REQUIREMENTS
Repeat every record below exactly as it appears.

Data excerpts:
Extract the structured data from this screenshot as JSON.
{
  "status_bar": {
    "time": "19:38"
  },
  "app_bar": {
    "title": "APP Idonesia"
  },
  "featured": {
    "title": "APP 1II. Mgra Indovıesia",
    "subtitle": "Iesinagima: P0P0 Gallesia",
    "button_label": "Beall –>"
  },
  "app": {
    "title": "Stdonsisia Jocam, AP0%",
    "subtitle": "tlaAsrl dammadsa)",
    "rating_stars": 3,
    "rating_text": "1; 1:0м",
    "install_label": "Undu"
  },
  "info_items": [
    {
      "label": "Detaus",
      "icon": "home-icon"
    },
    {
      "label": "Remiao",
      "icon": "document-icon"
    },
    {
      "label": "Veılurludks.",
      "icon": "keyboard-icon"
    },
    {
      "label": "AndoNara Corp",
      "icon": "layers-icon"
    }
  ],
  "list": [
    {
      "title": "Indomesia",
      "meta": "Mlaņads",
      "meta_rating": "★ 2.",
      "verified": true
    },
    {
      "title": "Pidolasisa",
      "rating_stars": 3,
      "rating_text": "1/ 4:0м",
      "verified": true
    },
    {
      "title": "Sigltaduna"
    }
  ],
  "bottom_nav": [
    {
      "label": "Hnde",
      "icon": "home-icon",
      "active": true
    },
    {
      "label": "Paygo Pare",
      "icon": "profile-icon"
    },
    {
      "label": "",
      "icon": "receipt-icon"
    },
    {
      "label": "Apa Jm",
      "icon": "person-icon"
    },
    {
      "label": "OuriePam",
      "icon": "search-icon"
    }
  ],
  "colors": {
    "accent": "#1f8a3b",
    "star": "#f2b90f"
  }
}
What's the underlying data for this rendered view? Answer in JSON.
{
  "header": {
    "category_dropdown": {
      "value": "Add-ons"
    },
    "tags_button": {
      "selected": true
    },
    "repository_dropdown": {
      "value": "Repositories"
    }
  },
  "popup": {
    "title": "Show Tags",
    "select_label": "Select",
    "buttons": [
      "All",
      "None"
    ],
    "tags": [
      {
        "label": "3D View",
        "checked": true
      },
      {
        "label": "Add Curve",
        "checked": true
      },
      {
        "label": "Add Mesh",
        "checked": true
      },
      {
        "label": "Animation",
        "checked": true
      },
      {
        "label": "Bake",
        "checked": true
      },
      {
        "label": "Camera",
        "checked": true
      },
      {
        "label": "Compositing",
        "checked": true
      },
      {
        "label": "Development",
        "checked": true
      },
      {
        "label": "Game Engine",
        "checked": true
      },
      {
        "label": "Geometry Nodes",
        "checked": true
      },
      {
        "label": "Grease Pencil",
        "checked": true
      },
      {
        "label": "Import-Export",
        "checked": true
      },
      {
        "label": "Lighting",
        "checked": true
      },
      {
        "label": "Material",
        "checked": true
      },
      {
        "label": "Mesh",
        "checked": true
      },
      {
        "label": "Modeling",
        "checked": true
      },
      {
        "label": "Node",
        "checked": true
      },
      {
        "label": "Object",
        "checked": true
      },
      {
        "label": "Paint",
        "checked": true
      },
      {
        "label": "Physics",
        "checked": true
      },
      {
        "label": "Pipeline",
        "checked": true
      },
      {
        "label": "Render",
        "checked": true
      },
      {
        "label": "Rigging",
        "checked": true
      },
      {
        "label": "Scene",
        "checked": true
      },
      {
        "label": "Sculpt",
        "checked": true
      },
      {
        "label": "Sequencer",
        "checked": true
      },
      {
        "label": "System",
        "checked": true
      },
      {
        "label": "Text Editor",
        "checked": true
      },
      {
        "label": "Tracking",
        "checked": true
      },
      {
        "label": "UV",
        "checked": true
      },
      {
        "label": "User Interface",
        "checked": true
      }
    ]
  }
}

TASK RESPONSE
Extract the structured data from this screenshot as JSON.
{
  "status_bar": {
    "time": "19:38"
  },
  "app_bar": {
    "title": "APP Idonesia"
  },
  "featured": {
    "title": "APP 1II. Mgra Indovıesia",
    "subtitle": "Iesinagima: P0P0 Gallesia",
    "button_label": "Beall –>"
  },
  "app": {
    "title": "Stdonsisia Jocam, AP0%",
    "subtitle": "tlaAsrl dammadsa)",
    "rating_stars": 3,
    "rating_text": "1; 1:0м",
    "install_label": "Undu"
  },
  "info_items": [
    {
      "label": "Detaus",
      "icon": "home-icon"
    },
    {
      "label": "Remiao",
      "icon": "document-icon"
    },
    {
      "label": "Veılurludks.",
      "icon": "keyboard-icon"
    },
    {
      "label": "AndoNara Corp",
      "icon": "layers-icon"
    }
  ],
  "list": [
    {
      "title": "Indomesia",
      "meta": "Mlaņads",
      "meta_rating": "★ 2.",
      "verified": true
    },
    {
      "title": "Pidolasisa",
      "rating_stars": 3,
      "rating_text": "1/ 4:0м",
      "verified": true
    },
    {
      "title": "Sigltaduna"
    }
  ],
  "bottom_nav": [
    {
      "label": "Hnde",
      "icon": "home-icon",
      "active": true
    },
    {
      "label": "Paygo Pare",
      "icon": "profile-icon"
    },
    {
      "label": "",
      "icon": "receipt-icon"
    },
    {
      "label": "Apa Jm",
      "icon": "person-icon"
    },
    {
      "label": "OuriePam",
      "icon": "search-icon"
    }
  ],
  "colors": {
    "accent": "#1f8a3b",
    "star": "#f2b90f"
  }
}
What's the underlying data for this rendered view? Answer in JSON.
{
  "header": {
    "category_dropdown": {
      "value": "Add-ons"
    },
    "tags_button": {
      "selected": true
    },
    "repository_dropdown": {
      "value": "Repositories"
    }
  },
  "popup": {
    "title": "Show Tags",
    "select_label": "Select",
    "buttons": [
      "All",
      "None"
    ],
    "tags": [
      {
        "label": "3D View",
        "checked": true
      },
      {
        "label": "Add Curve",
        "checked": true
      },
      {
        "label": "Add Mesh",
        "checked": true
      },
      {
        "label": "Animation",
        "checked": true
      },
      {
        "label": "Bake",
        "checked": true
      },
      {
        "label": "Camera",
        "checked": true
      },
      {
        "label": "Compositing",
        "checked": true
      },
      {
        "label": "Development",
        "checked": true
      },
      {
        "label": "Game Engine",
        "checked": true
      },
      {
        "label": "Geometry Nodes",
        "checked": true
      },
      {
        "label": "Grease Pencil",
        "checked": true
      },
      {
        "label": "Import-Export",
        "checked": true
      },
      {
        "label": "Lighting",
        "checked": true
      },
      {
        "label": "Material",
        "checked": true
      },
      {
        "label": "Mesh",
        "checked": true
      },
      {
        "label": "Modeling",
        "checked": true
      },
      {
        "label": "Node",
        "checked": true
      },
      {
        "label": "Object",
        "checked": true
      },
      {
        "label": "Paint",
        "checked": true
      },
      {
        "label": "Physics",
        "checked": true
      },
      {
        "label": "Pipeline",
        "checked": true
      },
      {
        "label": "Render",
        "checked": true
      },
      {
        "label": "Rigging",
        "checked": true
      },
      {
        "label": "Scene",
        "checked": true
      },
      {
        "label": "Sculpt",
        "checked": true
      },
      {
        "label": "Sequencer",
        "checked": true
      },
      {
        "label": "System",
        "checked": true
      },
      {
        "label": "Text Editor",
        "checked": true
      },
      {
        "label": "Tracking",
        "checked": true
      },
      {
        "label": "UV",
        "checked": true
      },
      {
        "label": "User Interface",
        "checked": true
      }
    ]
  }
}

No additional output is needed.